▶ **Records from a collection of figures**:
◇ ◇ ◇ ◇ ◇ ◇ ◇

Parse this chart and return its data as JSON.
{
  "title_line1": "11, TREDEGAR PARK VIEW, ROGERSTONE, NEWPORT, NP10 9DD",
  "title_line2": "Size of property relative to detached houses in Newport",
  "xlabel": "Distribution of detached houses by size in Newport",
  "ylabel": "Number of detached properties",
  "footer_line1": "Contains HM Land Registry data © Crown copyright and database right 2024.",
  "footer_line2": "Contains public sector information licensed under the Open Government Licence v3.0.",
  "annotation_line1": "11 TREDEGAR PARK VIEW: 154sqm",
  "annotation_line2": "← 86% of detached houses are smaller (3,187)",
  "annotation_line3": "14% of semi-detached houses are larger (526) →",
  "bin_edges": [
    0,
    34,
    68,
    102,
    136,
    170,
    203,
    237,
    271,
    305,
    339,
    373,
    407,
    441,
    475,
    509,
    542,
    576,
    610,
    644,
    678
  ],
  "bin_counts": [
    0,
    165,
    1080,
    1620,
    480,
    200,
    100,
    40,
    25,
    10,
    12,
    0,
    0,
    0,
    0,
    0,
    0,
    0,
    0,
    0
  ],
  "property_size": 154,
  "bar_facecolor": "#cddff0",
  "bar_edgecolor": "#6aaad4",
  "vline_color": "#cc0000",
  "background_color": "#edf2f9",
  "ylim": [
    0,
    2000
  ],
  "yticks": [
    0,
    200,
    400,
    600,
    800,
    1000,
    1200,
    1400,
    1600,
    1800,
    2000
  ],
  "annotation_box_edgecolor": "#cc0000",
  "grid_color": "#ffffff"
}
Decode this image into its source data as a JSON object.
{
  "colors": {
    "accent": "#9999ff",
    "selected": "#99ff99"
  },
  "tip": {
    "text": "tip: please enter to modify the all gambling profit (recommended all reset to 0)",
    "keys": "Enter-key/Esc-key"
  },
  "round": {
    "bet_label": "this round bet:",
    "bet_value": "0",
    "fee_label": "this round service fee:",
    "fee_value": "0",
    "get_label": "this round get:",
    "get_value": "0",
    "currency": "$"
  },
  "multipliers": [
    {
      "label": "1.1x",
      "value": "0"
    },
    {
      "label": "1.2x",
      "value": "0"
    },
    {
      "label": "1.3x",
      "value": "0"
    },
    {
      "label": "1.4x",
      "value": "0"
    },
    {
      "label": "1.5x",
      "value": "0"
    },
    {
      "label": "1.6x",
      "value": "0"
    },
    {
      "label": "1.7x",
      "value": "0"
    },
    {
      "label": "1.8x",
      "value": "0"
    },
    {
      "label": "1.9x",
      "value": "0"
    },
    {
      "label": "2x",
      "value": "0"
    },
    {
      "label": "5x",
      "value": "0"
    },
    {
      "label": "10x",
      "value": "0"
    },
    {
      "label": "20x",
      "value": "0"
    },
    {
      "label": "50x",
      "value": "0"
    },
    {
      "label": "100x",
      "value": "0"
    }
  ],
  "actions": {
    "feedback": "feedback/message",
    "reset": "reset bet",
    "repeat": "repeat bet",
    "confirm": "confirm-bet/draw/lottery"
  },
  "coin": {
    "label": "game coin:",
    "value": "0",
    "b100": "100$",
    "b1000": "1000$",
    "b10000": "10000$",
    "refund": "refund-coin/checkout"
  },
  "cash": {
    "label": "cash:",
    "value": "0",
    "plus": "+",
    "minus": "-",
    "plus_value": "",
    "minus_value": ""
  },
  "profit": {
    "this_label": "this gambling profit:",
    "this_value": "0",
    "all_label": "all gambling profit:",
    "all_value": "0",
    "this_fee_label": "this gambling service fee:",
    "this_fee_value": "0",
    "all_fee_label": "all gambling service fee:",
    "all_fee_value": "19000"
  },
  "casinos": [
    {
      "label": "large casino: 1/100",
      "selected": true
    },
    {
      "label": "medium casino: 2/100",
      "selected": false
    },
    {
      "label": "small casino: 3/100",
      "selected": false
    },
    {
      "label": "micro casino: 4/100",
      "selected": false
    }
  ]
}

◇ ◇ ◇ ◇ ◇ ◇ ◇

▶ **What the task requires**: In the records above, find the lines containing "profit" and copy them.

▶ **Solution to this problem**:
    "text": "tip: please enter to modify the all gambling profit (recommended all reset to 0)",
  "profit": {
    "this_label": "this gambling profit:",
    "all_label": "all gambling profit:",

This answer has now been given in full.